EXTRAIT DE TEXTE:

Il va de soi, cependant, que les formations initiales ne peuvent être communes que si, dans les statuts des établissements eux-mêmes, les modalités de formation sont définies de manière proche ou complémentaire tant dans le contenu que dans la durée. Ceci pourrait conduire, dans certains cas, à revoir ces décrets statutaires de façon à élargir les compétences des établissements à la fonction publique territoriale, ou, à l'occasion, à la fonction publique hospitalière.

 

La question de la formation ne se pose pas pour les corps techniques, ouvriers et de services qui ne sont pas formés en école spécifique.

 

Elle se pose surtout pour la filière « ingénieurs » qui dispose d'établissements de formation à la fois spécifiques, anciens et prestigieux. Mais, je ne doute pas que des solutions ne puissent être trouvées tant avec ces établissements qu'avec leurs tutelles pour trouver des solutions adaptées à la fonction publique de demain,

 

III - La méthode de travail que nous pourrions, adopter pour les semaines  qui- viennent.

 

Parallèlement au travail législatif dont je vous ai parlé liminairement, le Gouvernement souhaite entreprendre avec les organisations syndicales une concertation approfondie, et pourquoi pas même, si vous le souhaitez, une négociation.

 

Ainsi que je vous l'avais indiqué le 17 décembre dernier, il nous semble utile qu'au-delà des contacts que nous pouvons avoir aujourd'hui, un dialogue s'instaure avec les organisations représentatives des personnels au plan local.

 

Les préfets pourraient, d'ici à la fin du mois de mars, procéder dans chaque département à une consultation de vos représentants sur la question des transferts de personnel. Cette information s'adresserait, en premier lieu, aux agents de la fonction publique de l'Etat, mais je me demande s'il ne serait pas utile et mutuellement enrichissant qu'elle s'ouvre également aux représentants de la fonction publique territoriale directement intéressés par ces transferts.

 

Par ailleurs, une concertation pourrait avoir lieu sur les mêmes sujets au sein des services déconcentrés des départements ministériels qui en éprouveraient le besoin, à l'initiative de leurs chefs de service.

 

Enfin, comme je vous l'ai indiqué précédemment, je réunirai, dès que possible, une conférence des trois conseils supérieurs de la fonction publique.

TRAVAIL À FAIRE:
1 – Recopiez le passage du texte sur la fonction publique qui commence par « Elle se pose » et se termine par « souhaitez, une négociation. ».
2 – Rédigez la suite du texte sur la fonction publique, à partir de sa dernière phrase.

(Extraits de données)
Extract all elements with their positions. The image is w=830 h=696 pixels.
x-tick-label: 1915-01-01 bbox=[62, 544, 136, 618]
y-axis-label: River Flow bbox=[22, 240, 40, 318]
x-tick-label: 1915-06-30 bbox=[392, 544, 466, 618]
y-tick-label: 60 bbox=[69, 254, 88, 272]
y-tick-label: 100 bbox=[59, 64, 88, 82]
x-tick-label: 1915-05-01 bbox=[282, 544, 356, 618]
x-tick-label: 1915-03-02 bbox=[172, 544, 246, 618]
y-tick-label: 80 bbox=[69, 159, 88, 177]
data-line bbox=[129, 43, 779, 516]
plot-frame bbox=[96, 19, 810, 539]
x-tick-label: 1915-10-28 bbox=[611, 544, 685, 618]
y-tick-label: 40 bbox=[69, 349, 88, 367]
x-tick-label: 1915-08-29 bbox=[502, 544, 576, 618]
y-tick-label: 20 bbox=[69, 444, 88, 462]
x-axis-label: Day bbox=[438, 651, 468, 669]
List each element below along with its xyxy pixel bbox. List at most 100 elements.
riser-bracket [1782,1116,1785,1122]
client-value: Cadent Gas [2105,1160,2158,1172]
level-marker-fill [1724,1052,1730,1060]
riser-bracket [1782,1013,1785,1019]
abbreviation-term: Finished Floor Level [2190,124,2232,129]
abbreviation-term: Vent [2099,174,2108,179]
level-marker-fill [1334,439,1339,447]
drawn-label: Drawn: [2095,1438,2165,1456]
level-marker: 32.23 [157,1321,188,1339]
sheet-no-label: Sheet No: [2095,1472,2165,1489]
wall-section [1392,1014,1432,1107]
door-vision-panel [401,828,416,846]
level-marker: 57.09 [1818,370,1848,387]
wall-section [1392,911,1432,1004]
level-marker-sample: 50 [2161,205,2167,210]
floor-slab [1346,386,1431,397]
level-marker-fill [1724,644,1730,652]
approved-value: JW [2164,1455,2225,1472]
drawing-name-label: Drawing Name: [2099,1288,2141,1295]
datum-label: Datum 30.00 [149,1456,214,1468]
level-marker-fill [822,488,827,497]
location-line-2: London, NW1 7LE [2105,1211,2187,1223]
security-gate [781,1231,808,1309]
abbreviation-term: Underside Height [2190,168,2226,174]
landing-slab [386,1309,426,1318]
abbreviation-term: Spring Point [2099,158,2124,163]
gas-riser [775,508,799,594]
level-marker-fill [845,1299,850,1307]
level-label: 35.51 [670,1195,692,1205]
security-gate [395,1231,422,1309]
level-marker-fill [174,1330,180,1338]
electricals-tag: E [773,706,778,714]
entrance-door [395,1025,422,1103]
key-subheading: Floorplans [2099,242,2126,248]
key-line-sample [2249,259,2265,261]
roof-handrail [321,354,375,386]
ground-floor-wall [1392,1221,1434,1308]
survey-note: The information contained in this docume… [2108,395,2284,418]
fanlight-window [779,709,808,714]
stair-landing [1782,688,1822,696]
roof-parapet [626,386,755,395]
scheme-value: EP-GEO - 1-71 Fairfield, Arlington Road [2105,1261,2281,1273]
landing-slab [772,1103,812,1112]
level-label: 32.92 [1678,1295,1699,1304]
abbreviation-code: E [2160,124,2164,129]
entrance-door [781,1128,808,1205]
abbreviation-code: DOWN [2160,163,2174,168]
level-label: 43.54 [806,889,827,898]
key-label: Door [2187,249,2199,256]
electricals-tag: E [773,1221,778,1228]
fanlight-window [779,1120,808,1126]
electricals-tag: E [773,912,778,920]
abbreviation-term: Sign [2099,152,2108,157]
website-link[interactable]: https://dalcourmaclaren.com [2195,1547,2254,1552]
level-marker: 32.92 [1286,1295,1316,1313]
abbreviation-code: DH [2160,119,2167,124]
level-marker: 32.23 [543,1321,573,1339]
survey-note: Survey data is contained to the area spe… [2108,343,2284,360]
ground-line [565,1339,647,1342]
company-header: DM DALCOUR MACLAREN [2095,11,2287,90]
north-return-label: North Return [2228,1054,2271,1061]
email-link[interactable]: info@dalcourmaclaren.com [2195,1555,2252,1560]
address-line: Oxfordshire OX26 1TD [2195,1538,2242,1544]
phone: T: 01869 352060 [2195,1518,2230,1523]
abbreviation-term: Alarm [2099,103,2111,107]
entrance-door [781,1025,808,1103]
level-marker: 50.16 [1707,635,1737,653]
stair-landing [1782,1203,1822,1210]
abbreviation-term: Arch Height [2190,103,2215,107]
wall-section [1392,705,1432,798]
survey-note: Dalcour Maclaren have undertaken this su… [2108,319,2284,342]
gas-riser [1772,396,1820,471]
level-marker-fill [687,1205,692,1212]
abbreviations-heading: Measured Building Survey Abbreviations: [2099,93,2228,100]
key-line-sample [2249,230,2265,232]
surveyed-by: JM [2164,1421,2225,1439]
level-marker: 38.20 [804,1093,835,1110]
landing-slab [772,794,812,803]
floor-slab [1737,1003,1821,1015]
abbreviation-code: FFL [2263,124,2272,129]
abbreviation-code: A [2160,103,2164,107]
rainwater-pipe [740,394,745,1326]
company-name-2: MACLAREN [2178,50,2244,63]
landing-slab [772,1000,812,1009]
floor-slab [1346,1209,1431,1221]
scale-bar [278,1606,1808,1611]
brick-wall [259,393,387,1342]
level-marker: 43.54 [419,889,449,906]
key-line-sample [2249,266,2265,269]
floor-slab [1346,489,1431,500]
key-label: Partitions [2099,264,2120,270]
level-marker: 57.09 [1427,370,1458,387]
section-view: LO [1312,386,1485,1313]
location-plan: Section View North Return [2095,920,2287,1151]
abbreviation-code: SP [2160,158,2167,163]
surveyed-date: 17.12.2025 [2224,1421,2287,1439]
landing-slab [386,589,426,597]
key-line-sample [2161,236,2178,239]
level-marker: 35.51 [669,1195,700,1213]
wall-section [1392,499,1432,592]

RÉPONSES ATTENDUES:
1 –
Elle se pose surtout pour la filière « ingénieurs » qui dispose d'établissements de formation à la fois spécifiques, anciens et prestigieux. Mais, je ne doute pas que des solutions ne puissent être trouvées tant avec ces établissements qu'avec leurs tutelles pour trouver des solutions adaptées à la fonction publique de demain,

 

III - La méthode de travail que nous pourrions, adopter pour les semaines  qui- viennent.

 

Parallèlement au travail législatif dont je vous ai parlé liminairement, le Gouvernement souhaite entreprendre avec les organisations syndicales une concertation approfondie, et pourquoi pas même, si vous le souhaitez, une négociation.

2 –
 

Il va de soit que le dialogue qu'entend ouvrir le Gouvernement s'étend, au-delà des personnels, à leurs futurs employeurs. C'est pourquoi nous mènerons parallèlement des consultations avec les grandes associations d'élus que vous connaissez et qui sont des partenaires incontournables de la réforme ; AMF, ADF, ARF et, au besoin, la Fédération hospitalière française.

 

Le Gouvernement vous propose donc d'engager des discussions sur les modalités de transfert des personnels de l'Etat aux collectivités territoriales. Au sein, par exemple, de plusieurs groupes de. travail pourraient être évoquées les différentes formules que je viens de vous présenter avec comparaison de la situation des différents corps et cadres d'emplois.

 

Ces discussions, ou cette négociation, devraient se dérouler, dans un délai compatible avec le calendrier législatif de la réforme. Sur un certain nombre de points, les représentants de vos organisations issus de la fonction publique territoriale devraient être associés aux travaux.

 

Je n'aurai garde, en terminant d'évoquer la situation des personnels dans le cadre des expérimentations prévues par la loi de réforme constitutionnelle.

 

Ici, comme je l'ai également indiqué le 17 décembre dernier et sous réserve de difficultés imprévues qui pourraient apparaître ou que vous nous signaleriez, la règle sera celle de la mise à disposition pour tous les agents. A l'issue de l'expérimentation, ceux-ci auraient vocation soit à retrouver leur situation d'origine au sein des services de l'État, soit à opter, comme les personnels transférés dès l'origine, entre l'intégration et le détachement de longue durée.

 

J'en terminerai là, en vous invitant maintenant à me faire part de vos observations ou de vos propositions tant sur les lignes générales du dispositif envisagé que sur la méthode qui vous est proposée.